> **EXERCISE INPUT**
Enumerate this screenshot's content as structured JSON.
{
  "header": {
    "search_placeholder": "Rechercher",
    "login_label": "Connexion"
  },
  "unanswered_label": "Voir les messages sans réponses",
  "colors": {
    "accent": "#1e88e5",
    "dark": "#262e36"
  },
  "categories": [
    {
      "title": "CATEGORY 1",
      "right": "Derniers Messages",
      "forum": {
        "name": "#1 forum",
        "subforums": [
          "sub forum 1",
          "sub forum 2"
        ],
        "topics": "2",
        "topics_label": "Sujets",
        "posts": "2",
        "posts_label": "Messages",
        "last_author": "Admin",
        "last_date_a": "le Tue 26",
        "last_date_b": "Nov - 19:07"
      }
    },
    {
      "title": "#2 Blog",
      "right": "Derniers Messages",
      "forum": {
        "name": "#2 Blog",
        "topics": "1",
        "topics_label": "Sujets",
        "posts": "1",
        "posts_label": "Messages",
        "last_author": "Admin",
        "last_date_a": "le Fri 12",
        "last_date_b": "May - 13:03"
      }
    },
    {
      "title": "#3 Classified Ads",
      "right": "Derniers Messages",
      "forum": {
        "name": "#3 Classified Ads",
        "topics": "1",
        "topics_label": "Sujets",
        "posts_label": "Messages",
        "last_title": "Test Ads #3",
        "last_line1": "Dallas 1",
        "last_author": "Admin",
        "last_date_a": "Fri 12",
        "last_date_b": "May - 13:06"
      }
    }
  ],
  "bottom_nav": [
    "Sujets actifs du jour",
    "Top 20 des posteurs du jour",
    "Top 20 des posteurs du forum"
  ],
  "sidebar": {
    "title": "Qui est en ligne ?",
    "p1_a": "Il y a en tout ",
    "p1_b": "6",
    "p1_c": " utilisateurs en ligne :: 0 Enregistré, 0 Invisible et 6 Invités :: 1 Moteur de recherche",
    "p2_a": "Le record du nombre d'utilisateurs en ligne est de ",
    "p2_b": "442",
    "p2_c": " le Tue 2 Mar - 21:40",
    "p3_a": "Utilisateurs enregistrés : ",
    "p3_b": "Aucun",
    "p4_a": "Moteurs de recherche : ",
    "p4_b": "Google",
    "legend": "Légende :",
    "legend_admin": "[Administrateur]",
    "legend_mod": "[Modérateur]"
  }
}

> **PROBLEM**
Print the listing above in full, exactly as it is.

> **RESULT OF THIS TASK**
Enumerate this screenshot's content as structured JSON.
{
  "header": {
    "search_placeholder": "Rechercher",
    "login_label": "Connexion"
  },
  "unanswered_label": "Voir les messages sans réponses",
  "colors": {
    "accent": "#1e88e5",
    "dark": "#262e36"
  },
  "categories": [
    {
      "title": "CATEGORY 1",
      "right": "Derniers Messages",
      "forum": {
        "name": "#1 forum",
        "subforums": [
          "sub forum 1",
          "sub forum 2"
        ],
        "topics": "2",
        "topics_label": "Sujets",
        "posts": "2",
        "posts_label": "Messages",
        "last_author": "Admin",
        "last_date_a": "le Tue 26",
        "last_date_b": "Nov - 19:07"
      }
    },
    {
      "title": "#2 Blog",
      "right": "Derniers Messages",
      "forum": {
        "name": "#2 Blog",
        "topics": "1",
        "topics_label": "Sujets",
        "posts": "1",
        "posts_label": "Messages",
        "last_author": "Admin",
        "last_date_a": "le Fri 12",
        "last_date_b": "May - 13:03"
      }
    },
    {
      "title": "#3 Classified Ads",
      "right": "Derniers Messages",
      "forum": {
        "name": "#3 Classified Ads",
        "topics": "1",
        "topics_label": "Sujets",
        "posts_label": "Messages",
        "last_title": "Test Ads #3",
        "last_line1": "Dallas 1",
        "last_author": "Admin",
        "last_date_a": "Fri 12",
        "last_date_b": "May - 13:06"
      }
    }
  ],
  "bottom_nav": [
    "Sujets actifs du jour",
    "Top 20 des posteurs du jour",
    "Top 20 des posteurs du forum"
  ],
  "sidebar": {
    "title": "Qui est en ligne ?",
    "p1_a": "Il y a en tout ",
    "p1_b": "6",
    "p1_c": " utilisateurs en ligne :: 0 Enregistré, 0 Invisible et 6 Invités :: 1 Moteur de recherche",
    "p2_a": "Le record du nombre d'utilisateurs en ligne est de ",
    "p2_b": "442",
    "p2_c": " le Tue 2 Mar - 21:40",
    "p3_a": "Utilisateurs enregistrés : ",
    "p3_b": "Aucun",
    "p4_a": "Moteurs de recherche : ",
    "p4_b": "Google",
    "legend": "Légende :",
    "legend_admin": "[Administrateur]",
    "legend_mod": "[Modérateur]"
  }
}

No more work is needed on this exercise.